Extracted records

'''

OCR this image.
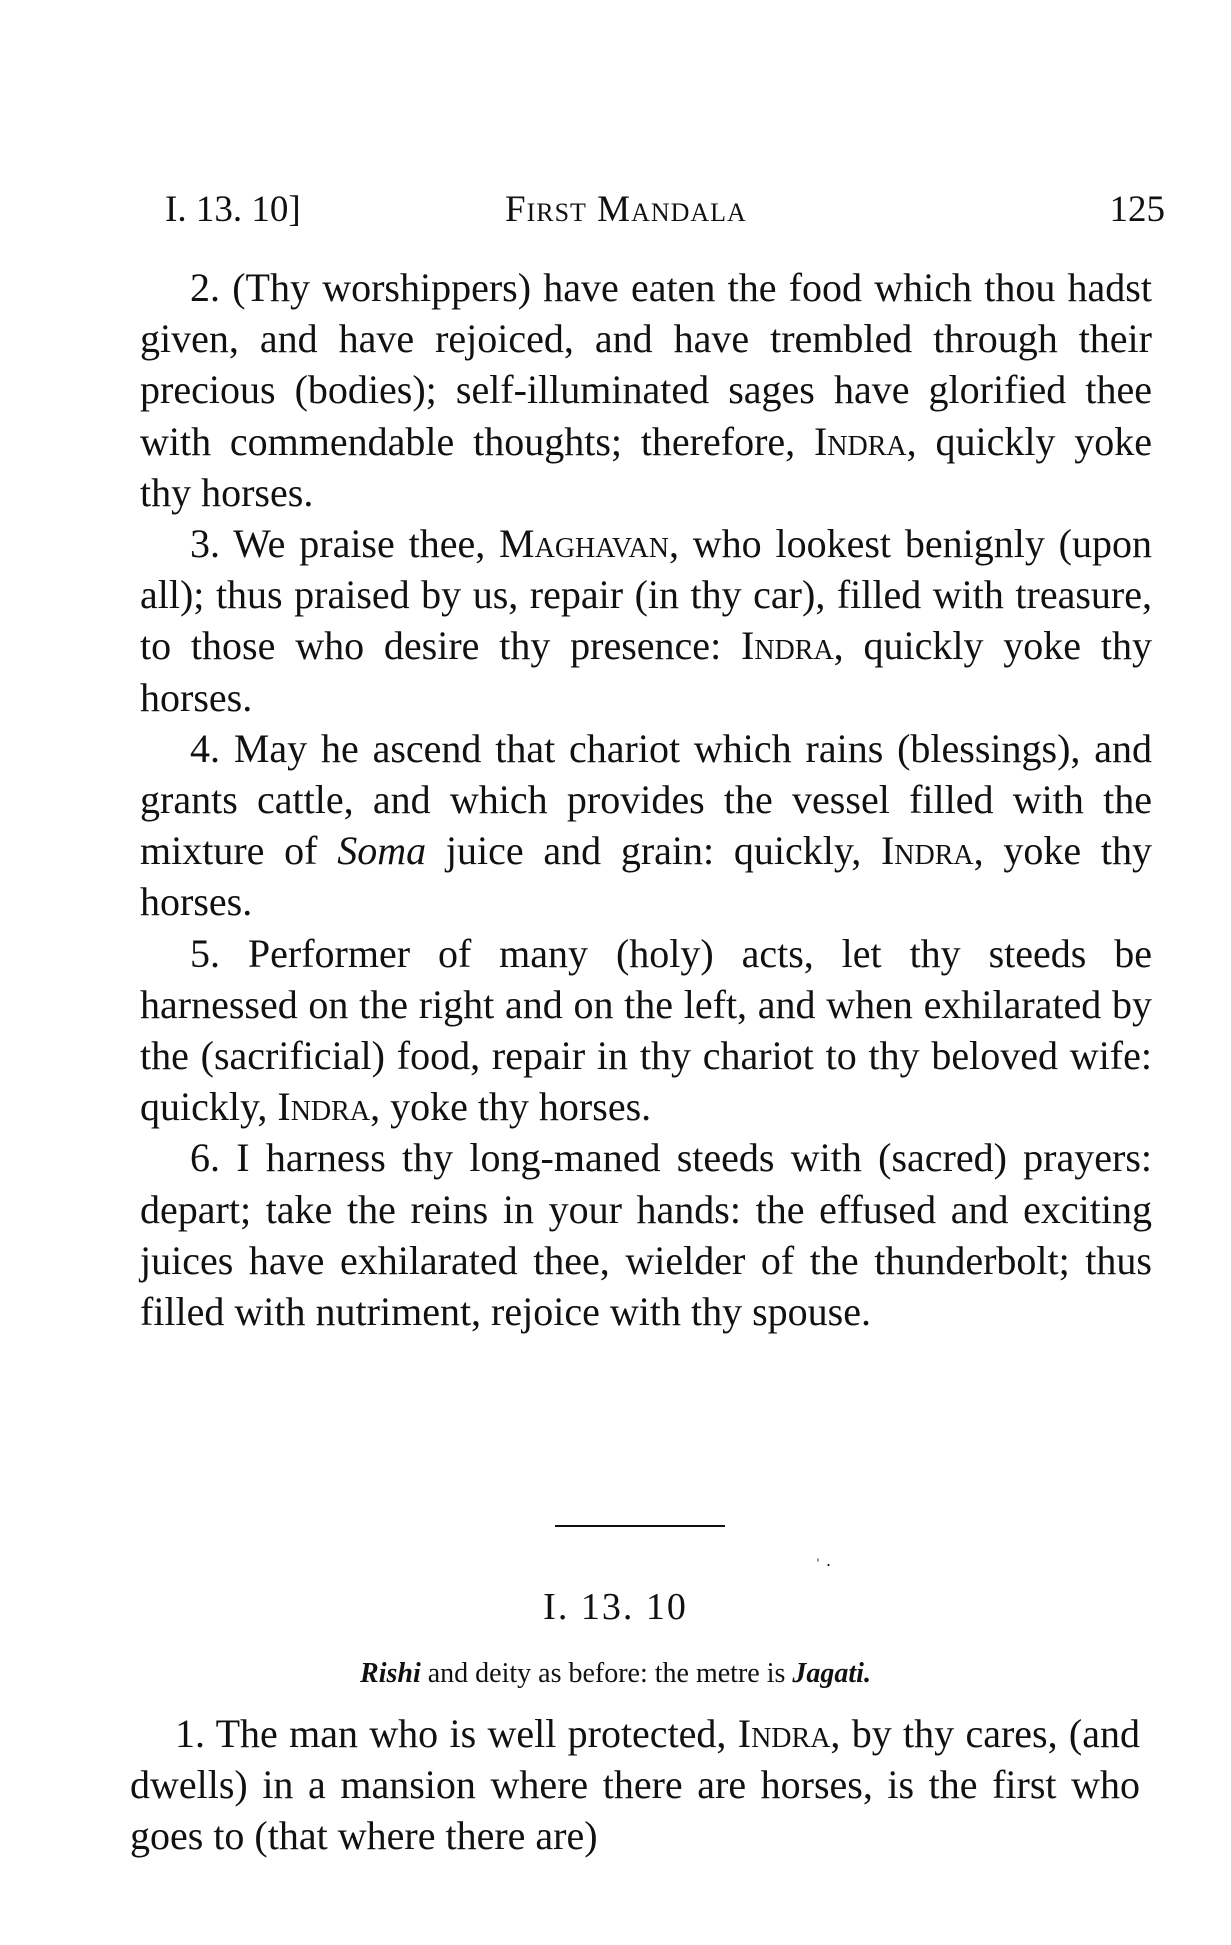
I. 13. 10]	First Mandala	125

2. (Thy worshippers) have eaten the food which thou hadst given, and have rejoiced, and have trembled through their precious (bodies); self-illuminated sages have glorified thee with commendable thoughts; therefore, Indra, quickly yoke thy horses.

3. We praise thee, Maghavan, who lookest benignly (upon all); thus praised by us, repair (in thy car), filled with treasure, to those who desire thy presence: Indra, quickly yoke thy horses.

4. May he ascend that chariot which rains (blessings), and grants cattle, and which provides the vessel filled with the mixture of Soma juice and grain: quickly, Indra, yoke thy horses.

5. Performer of many (holy) acts, let thy steeds be harnessed on the right and on the left, and when exhilarated by the (sacrificial) food, repair in thy chariot to thy beloved wife: quickly, Indra, yoke thy horses.

6. I harness thy long-maned steeds with (sacred) prayers: depart; take the reins in your hands: the effused and exciting juices have exhilarated thee, wielder of the thunderbolt; thus filled with nutriment, rejoice with thy spouse.

ˈ ·
I. 13. 10
Rishi and deity as before: the metre is Jagati.

1. The man who is well protected, Indra, by thy cares, (and dwells) in a mansion where there are horses, is the first who goes to (that where there are)
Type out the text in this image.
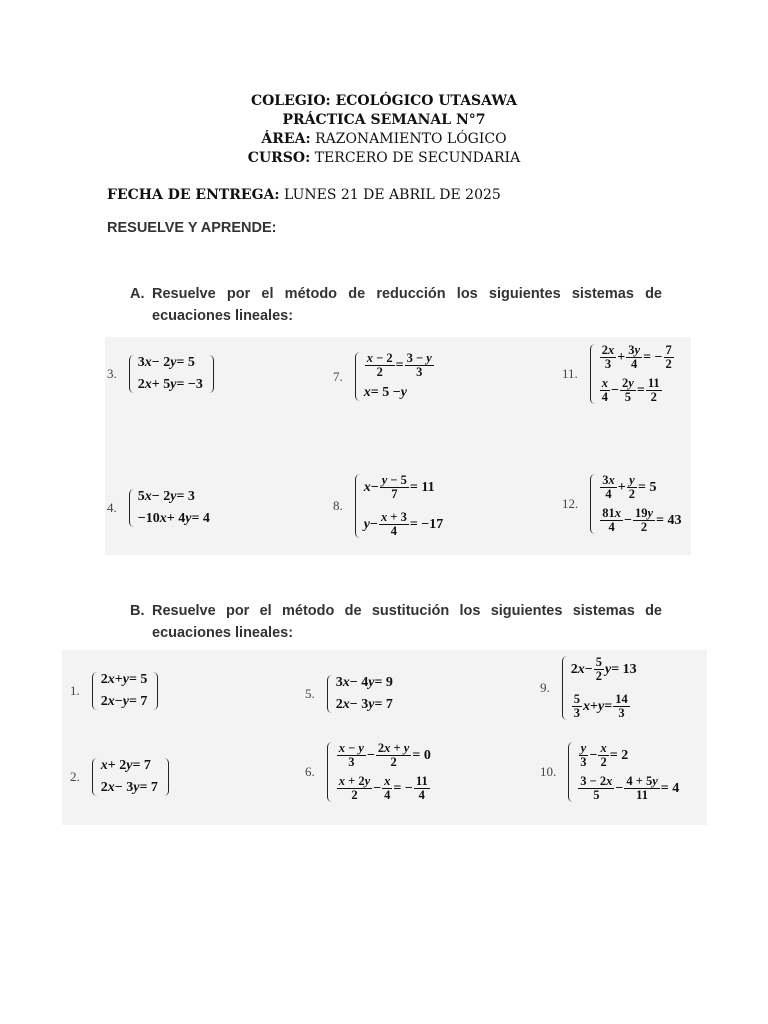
COLEGIO: ECOLÓGICO UTASAWA
PRÁCTICA SEMANAL N°7
ÁREA: RAZONAMIENTO LÓGICO
CURSO: TERCERO DE SECUNDARIA
FECHA DE ENTREGA: LUNES 21 DE ABRIL DE 2025
RESUELVE Y APRENDE:
A. Resuelve por el método de reducción los siguientes sistemas de
ecuaciones lineales:
3.
3 x − 2 y = 5
2 x + 5 y = −3
7. $\frac{x - 2}{2} = \frac{3 - y}{3}$
x = 5 − y
11.
$\frac{2x}{3} + \frac{3y}{4}$ = − $\frac{7}{2}$
$\frac{x}{4} - \frac{2y}{5} = \frac{11}{2}$
4.
5 x − 2 y = 3
−10 x + 4 y = 4
8.
$x - \frac{y - 5}{7} = 11$
$y - \frac{x + 3}{4} = -17$
12.
$\frac{3x}{4} + \frac{y}{2} = 5$
$\frac{81x}{4} - \frac{19y}{2} = 43$
B. Resuelve por el método de sustitución los siguientes sistemas de
ecuaciones lineales:
1.
2 x + y = 5
2 x − y = 7
5.
3 x − 4 y = 9
2 x − 3 y = 7
9.
2 $x - \frac{5}{2}$ y = 13
$\frac{5}{3}$ $x + y = \frac{14}{3}$
2.
x + 2 y = 7
2 x − 3 y = 7
6.
$\frac{x - y}{3} - \frac{2x + y}{2} = 0$
$\frac{x + 2y}{2} - \frac{x}{4}$ = − $\frac{11}{4}$
10.
$\frac{y}{3} - \frac{x}{2} = 2$
$\frac{3 - 2x}{5} - \frac{4 + 5y}{11} = 4$
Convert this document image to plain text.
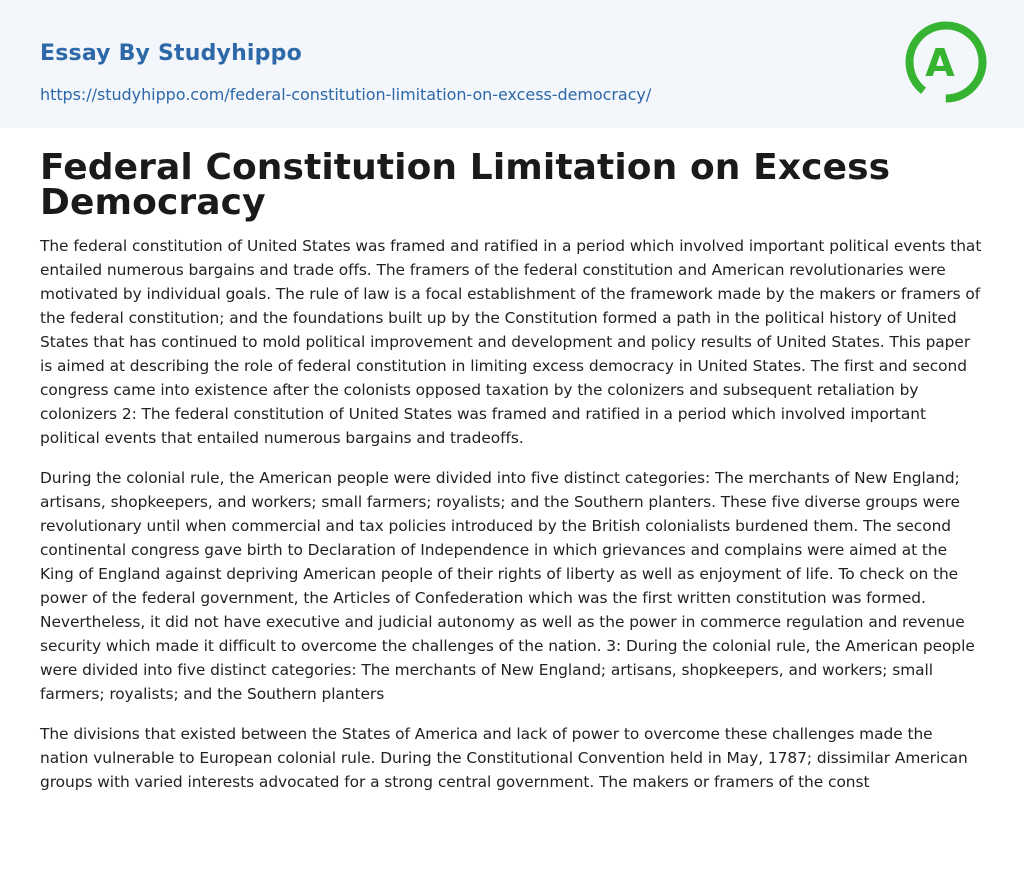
Essay By Studyhippo
https://studyhippo.com/federal-constitution-limitation-on-excess-democracy/
A
Federal Constitution Limitation on Excess Democracy

The federal constitution of United States was framed and ratified in a period which involved important political events that entailed numerous bargains and trade offs. The framers of the federal constitution and American revolutionaries were motivated by individual goals. The rule of law is a focal establishment of the framework made by the makers or framers of the federal constitution; and the foundations built up by the Constitution formed a path in the political history of United States that has continued to mold political improvement and development and policy results of United States. This paper is aimed at describing the role of federal constitution in limiting excess democracy in United States. The first and second congress came into existence after the colonists opposed taxation by the colonizers and subsequent retaliation by colonizers 2: The federal constitution of United States was framed and ratified in a period which involved important political events that entailed numerous bargains and tradeoffs.

During the colonial rule, the American people were divided into five distinct categories: The merchants of New England; artisans, shopkeepers, and workers; small farmers; royalists; and the Southern planters. These five diverse groups were revolutionary until when commercial and tax policies introduced by the British colonialists burdened them. The second continental congress gave birth to Declaration of Independence in which grievances and complains were aimed at the King of England against depriving American people of their rights of liberty as well as enjoyment of life. To check on the power of the federal government, the Articles of Confederation which was the first written constitution was formed. Nevertheless, it did not have executive and judicial autonomy as well as the power in commerce regulation and revenue security which made it difficult to overcome the challenges of the nation. 3: During the colonial rule, the American people were divided into five distinct categories: The merchants of New England; artisans, shopkeepers, and workers; small farmers; royalists; and the Southern planters

The divisions that existed between the States of America and lack of power to overcome these challenges made the nation vulnerable to European colonial rule. During the Constitutional Convention held in May, 1787; dissimilar American groups with varied interests advocated for a strong central government. The makers or framers of the const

'''

**Exercise details:**
Would you return the data exactly as written, without the pictures?

**Answer to this task:**
OCR this image.
I. 13. 10]	First Mandala	125

2. (Thy worshippers) have eaten the food which thou hadst given, and have rejoiced, and have trembled through their precious (bodies); self-illuminated sages have glorified thee with commendable thoughts; therefore, Indra, quickly yoke thy horses.

3. We praise thee, Maghavan, who lookest benignly (upon all); thus praised by us, repair (in thy car), filled with treasure, to those who desire thy presence: Indra, quickly yoke thy horses.

4. May he ascend that chariot which rains (blessings), and grants cattle, and which provides the vessel filled with the mixture of Soma juice and grain: quickly, Indra, yoke thy horses.

5. Performer of many (holy) acts, let thy steeds be harnessed on the right and on the left, and when exhilarated by the (sacrificial) food, repair in thy chariot to thy beloved wife: quickly, Indra, yoke thy horses.

6. I harness thy long-maned steeds with (sacred) prayers: depart; take the reins in your hands: the effused and exciting juices have exhilarated thee, wielder of the thunderbolt; thus filled with nutriment, rejoice with thy spouse.

ˈ ·
I. 13. 10
Rishi and deity as before: the metre is Jagati.

1. The man who is well protected, Indra, by thy cares, (and dwells) in a mansion where there are horses, is the first who goes to (that where there are)
Type out the text in this image.
COLEGIO: ECOLÓGICO UTASAWA
PRÁCTICA SEMANAL N°7
ÁREA: RAZONAMIENTO LÓGICO
CURSO: TERCERO DE SECUNDARIA
FECHA DE ENTREGA: LUNES 21 DE ABRIL DE 2025
RESUELVE Y APRENDE:
A. Resuelve por el método de reducción los siguientes sistemas de
ecuaciones lineales:
3.
3 x − 2 y = 5
2 x + 5 y = −3
7. $\frac{x - 2}{2} = \frac{3 - y}{3}$
x = 5 − y
11.
$\frac{2x}{3} + \frac{3y}{4}$ = − $\frac{7}{2}$
$\frac{x}{4} - \frac{2y}{5} = \frac{11}{2}$
4.
5 x − 2 y = 3
−10 x + 4 y = 4
8.
$x - \frac{y - 5}{7} = 11$
$y - \frac{x + 3}{4} = -17$
12.
$\frac{3x}{4} + \frac{y}{2} = 5$
$\frac{81x}{4} - \frac{19y}{2} = 43$
B. Resuelve por el método de sustitución los siguientes sistemas de
ecuaciones lineales:
1.
2 x + y = 5
2 x − y = 7
5.
3 x − 4 y = 9
2 x − 3 y = 7
9.
2 $x - \frac{5}{2}$ y = 13
$\frac{5}{3}$ $x + y = \frac{14}{3}$
2.
x + 2 y = 7
2 x − 3 y = 7
6.
$\frac{x - y}{3} - \frac{2x + y}{2} = 0$
$\frac{x + 2y}{2} - \frac{x}{4}$ = − $\frac{11}{4}$
10.
$\frac{y}{3} - \frac{x}{2} = 2$
$\frac{3 - 2x}{5} - \frac{4 + 5y}{11} = 4$
Convert this document image to plain text.
Essay By Studyhippo
https://studyhippo.com/federal-constitution-limitation-on-excess-democracy/
A
Federal Constitution Limitation on Excess Democracy

The federal constitution of United States was framed and ratified in a period which involved important political events that entailed numerous bargains and trade offs. The framers of the federal constitution and American revolutionaries were motivated by individual goals. The rule of law is a focal establishment of the framework made by the makers or framers of the federal constitution; and the foundations built up by the Constitution formed a path in the political history of United States that has continued to mold political improvement and development and policy results of United States. This paper is aimed at describing the role of federal constitution in limiting excess democracy in United States. The first and second congress came into existence after the colonists opposed taxation by the colonizers and subsequent retaliation by colonizers 2: The federal constitution of United States was framed and ratified in a period which involved important political events that entailed numerous bargains and tradeoffs.

During the colonial rule, the American people were divided into five distinct categories: The merchants of New England; artisans, shopkeepers, and workers; small farmers; royalists; and the Southern planters. These five diverse groups were revolutionary until when commercial and tax policies introduced by the British colonialists burdened them. The second continental congress gave birth to Declaration of Independence in which grievances and complains were aimed at the King of England against depriving American people of their rights of liberty as well as enjoyment of life. To check on the power of the federal government, the Articles of Confederation which was the first written constitution was formed. Nevertheless, it did not have executive and judicial autonomy as well as the power in commerce regulation and revenue security which made it difficult to overcome the challenges of the nation. 3: During the colonial rule, the American people were divided into five distinct categories: The merchants of New England; artisans, shopkeepers, and workers; small farmers; royalists; and the Southern planters

The divisions that existed between the States of America and lack of power to overcome these challenges made the nation vulnerable to European colonial rule. During the Constitutional Convention held in May, 1787; dissimilar American groups with varied interests advocated for a strong central government. The makers or framers of the const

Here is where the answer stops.